§ **What you have to do**: Go through the records and show each line where the word "title" occurs.

§ **Stored rows**:
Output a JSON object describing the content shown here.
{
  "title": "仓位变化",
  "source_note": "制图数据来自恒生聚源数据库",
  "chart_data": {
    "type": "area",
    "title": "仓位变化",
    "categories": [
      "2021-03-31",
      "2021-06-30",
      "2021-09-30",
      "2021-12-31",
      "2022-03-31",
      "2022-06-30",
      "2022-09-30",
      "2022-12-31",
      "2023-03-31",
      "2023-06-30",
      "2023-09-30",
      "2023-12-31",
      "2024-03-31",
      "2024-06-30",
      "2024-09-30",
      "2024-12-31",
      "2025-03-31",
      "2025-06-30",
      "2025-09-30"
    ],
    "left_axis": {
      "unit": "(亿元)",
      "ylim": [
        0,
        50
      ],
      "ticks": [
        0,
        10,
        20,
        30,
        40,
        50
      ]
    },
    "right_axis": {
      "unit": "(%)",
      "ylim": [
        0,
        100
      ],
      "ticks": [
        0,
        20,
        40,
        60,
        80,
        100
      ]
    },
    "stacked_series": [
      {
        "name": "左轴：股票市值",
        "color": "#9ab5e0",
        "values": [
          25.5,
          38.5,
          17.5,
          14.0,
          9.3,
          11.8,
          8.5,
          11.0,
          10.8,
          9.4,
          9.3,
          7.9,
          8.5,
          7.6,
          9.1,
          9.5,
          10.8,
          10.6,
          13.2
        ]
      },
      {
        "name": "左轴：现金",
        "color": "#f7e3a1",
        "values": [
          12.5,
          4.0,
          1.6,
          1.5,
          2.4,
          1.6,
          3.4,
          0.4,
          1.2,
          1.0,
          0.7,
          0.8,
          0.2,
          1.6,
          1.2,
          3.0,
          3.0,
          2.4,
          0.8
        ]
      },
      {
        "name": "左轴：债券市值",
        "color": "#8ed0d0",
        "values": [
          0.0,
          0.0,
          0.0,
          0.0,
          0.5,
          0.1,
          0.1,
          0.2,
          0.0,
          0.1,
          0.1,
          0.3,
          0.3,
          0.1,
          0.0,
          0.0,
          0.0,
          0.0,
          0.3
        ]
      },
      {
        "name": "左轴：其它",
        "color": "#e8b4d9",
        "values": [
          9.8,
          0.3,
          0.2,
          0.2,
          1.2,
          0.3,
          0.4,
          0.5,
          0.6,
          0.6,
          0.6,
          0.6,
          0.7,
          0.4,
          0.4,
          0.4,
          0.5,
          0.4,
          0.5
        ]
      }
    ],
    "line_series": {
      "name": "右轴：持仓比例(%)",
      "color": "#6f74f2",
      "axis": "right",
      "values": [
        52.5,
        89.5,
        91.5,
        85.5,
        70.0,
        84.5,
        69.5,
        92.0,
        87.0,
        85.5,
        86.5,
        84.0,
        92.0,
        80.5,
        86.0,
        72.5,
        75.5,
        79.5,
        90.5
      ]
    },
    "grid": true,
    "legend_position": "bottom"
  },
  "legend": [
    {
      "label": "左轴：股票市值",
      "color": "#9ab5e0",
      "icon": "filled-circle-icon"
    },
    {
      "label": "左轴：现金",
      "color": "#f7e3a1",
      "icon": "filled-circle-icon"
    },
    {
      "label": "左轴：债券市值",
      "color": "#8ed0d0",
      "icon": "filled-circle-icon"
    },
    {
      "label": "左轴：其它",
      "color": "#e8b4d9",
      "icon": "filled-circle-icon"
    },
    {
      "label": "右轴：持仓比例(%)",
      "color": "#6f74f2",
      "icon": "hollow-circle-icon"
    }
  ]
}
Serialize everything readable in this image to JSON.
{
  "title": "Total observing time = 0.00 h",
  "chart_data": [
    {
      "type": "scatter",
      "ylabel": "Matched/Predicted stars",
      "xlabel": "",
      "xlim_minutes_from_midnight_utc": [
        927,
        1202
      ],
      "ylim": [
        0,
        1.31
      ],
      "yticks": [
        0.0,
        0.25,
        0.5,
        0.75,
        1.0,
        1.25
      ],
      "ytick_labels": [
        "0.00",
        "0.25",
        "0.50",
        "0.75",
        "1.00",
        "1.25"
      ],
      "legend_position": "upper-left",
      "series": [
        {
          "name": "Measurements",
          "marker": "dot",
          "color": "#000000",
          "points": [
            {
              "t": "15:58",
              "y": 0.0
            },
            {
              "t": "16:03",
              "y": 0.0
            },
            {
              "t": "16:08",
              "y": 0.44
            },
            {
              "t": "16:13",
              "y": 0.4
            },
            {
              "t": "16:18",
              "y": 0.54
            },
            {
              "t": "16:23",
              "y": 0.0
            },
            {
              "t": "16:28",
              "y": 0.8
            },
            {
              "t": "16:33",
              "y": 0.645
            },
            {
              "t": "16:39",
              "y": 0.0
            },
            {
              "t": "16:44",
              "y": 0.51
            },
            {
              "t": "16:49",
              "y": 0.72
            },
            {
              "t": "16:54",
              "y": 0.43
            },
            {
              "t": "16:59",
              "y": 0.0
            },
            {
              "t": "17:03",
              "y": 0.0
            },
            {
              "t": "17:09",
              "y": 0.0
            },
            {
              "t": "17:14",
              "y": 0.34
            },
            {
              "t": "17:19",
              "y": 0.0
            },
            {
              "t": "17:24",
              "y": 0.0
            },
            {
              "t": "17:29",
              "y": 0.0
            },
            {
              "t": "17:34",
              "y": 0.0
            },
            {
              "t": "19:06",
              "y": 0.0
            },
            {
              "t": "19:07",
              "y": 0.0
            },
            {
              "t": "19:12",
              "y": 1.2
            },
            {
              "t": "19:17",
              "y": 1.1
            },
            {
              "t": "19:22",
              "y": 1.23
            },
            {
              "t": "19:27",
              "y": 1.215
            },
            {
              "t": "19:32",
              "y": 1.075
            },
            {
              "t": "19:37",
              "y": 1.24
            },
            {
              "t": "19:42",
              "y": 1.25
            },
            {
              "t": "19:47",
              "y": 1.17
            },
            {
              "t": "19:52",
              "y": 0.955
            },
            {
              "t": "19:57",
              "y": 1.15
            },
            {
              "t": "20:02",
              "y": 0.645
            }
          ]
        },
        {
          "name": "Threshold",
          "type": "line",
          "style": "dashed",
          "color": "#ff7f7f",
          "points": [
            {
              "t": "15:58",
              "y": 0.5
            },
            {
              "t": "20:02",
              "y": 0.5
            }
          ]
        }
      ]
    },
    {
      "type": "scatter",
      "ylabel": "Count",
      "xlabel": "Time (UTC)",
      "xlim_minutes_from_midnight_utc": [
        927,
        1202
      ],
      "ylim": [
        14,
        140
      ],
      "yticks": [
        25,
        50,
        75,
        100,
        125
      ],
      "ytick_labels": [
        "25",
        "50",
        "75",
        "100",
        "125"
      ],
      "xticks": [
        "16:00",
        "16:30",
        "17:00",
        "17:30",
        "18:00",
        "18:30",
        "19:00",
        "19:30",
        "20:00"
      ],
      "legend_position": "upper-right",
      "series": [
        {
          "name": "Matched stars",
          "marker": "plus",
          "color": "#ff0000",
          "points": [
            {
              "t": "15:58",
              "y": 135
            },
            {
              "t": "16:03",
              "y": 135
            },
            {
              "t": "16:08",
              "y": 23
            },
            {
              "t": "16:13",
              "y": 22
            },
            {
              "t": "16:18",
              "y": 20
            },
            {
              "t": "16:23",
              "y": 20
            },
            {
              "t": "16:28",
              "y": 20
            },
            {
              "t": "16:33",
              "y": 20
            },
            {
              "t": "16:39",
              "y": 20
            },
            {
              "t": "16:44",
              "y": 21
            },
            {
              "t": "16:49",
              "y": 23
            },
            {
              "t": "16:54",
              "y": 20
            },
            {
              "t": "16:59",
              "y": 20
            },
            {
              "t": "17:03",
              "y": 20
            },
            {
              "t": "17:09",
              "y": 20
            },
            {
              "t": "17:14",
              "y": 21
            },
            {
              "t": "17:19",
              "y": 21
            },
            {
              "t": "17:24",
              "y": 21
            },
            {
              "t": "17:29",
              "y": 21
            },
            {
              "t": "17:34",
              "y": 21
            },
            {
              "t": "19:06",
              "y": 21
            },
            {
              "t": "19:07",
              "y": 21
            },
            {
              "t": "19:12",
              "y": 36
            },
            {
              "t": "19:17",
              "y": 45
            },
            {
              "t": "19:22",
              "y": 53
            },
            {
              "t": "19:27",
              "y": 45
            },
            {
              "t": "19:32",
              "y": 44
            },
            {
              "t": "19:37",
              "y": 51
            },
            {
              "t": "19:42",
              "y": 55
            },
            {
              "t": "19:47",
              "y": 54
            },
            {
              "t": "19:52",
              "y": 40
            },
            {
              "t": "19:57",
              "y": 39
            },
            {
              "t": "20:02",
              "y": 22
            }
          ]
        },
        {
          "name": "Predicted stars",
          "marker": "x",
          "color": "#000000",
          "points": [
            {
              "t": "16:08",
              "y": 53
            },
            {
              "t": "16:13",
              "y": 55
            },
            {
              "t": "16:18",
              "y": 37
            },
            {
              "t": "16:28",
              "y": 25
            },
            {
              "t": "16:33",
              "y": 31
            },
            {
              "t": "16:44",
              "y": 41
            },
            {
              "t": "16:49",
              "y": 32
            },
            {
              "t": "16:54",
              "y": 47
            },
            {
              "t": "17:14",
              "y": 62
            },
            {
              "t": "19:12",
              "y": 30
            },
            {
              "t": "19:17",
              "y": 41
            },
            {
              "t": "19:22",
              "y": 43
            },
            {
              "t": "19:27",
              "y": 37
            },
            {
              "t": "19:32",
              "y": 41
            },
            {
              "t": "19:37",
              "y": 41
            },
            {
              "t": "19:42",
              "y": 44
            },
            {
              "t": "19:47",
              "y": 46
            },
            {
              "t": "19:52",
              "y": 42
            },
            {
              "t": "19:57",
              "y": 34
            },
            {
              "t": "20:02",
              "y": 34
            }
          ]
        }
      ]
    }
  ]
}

§ **Final result**:
  "title": "仓位变化",
    "title": "仓位变化",
  "title": "Total observing time = 0.00 h",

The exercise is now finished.